## AIM
Print, without alteration, the part of the material that opens with its first line and closes with the line containing "x-tick-2025E: 2025E (892, 889, 964, 961)", both ends included.
* start *
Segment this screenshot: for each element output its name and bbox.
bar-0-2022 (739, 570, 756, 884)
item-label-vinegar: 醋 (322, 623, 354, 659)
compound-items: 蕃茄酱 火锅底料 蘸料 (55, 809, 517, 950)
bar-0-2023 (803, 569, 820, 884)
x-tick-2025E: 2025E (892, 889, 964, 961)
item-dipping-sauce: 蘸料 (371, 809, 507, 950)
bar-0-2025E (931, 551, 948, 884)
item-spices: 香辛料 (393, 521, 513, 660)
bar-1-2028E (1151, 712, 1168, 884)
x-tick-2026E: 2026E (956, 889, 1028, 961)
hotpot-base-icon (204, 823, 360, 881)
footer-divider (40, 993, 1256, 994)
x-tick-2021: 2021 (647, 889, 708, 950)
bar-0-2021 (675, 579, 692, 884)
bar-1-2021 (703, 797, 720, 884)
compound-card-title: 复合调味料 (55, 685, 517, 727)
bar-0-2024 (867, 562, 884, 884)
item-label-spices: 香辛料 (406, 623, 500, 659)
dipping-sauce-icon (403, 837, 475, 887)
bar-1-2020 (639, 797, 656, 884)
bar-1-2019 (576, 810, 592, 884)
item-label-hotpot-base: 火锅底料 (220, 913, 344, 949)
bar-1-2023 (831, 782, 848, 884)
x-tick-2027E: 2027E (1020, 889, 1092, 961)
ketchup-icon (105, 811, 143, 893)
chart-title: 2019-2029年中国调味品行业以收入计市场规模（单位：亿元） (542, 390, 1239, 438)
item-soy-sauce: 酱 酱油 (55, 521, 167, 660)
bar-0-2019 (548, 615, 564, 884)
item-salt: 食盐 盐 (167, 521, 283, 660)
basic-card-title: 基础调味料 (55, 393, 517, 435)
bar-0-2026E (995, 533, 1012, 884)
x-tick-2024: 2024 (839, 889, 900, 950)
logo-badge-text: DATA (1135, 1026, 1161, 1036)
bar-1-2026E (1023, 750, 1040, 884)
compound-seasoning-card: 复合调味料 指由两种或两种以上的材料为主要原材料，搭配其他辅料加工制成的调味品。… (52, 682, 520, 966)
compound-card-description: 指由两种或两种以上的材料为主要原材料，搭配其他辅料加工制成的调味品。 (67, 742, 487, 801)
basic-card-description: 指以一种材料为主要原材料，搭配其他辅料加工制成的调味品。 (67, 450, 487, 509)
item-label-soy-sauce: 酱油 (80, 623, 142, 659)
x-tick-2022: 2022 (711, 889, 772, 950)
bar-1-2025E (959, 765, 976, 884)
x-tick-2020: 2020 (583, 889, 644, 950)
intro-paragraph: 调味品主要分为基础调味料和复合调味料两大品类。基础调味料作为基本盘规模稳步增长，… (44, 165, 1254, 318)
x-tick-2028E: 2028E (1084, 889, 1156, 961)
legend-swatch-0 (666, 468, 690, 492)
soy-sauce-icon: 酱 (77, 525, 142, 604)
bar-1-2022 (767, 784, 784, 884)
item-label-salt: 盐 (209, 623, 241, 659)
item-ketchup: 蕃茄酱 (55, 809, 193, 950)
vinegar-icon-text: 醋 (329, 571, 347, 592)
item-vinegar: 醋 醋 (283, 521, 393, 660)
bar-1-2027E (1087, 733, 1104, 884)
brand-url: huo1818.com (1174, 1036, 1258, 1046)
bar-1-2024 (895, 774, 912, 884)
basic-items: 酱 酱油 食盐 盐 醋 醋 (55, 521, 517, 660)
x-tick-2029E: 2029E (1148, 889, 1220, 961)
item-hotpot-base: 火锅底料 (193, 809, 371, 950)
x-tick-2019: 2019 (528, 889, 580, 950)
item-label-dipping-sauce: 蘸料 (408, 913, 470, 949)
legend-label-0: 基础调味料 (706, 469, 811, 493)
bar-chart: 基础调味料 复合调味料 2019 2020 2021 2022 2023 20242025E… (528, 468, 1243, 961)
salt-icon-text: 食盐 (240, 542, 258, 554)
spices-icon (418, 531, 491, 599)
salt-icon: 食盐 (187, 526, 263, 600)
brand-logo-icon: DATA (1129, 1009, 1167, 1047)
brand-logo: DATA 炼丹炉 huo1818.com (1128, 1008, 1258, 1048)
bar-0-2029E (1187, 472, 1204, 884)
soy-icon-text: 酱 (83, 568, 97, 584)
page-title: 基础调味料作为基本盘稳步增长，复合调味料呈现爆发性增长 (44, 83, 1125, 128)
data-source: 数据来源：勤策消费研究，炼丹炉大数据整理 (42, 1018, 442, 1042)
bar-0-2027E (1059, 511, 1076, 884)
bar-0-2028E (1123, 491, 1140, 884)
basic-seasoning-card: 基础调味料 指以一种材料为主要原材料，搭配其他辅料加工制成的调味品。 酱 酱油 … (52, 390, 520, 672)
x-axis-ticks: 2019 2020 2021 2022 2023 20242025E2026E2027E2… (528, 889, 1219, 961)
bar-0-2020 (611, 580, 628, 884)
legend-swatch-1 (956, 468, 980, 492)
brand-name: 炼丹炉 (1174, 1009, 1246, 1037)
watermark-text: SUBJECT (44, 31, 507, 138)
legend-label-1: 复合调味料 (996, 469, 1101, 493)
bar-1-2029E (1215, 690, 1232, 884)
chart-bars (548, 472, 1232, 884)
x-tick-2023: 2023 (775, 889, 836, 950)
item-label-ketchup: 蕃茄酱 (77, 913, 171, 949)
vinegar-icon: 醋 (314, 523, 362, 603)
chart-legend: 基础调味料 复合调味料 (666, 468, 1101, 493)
* end *
## TASK SOLUTION
Segment this screenshot: for each element output its name and bbox.
bar-0-2022 (739, 570, 756, 884)
item-label-vinegar: 醋 (322, 623, 354, 659)
compound-items: 蕃茄酱 火锅底料 蘸料 (55, 809, 517, 950)
bar-0-2023 (803, 569, 820, 884)
x-tick-2025E: 2025E (892, 889, 964, 961)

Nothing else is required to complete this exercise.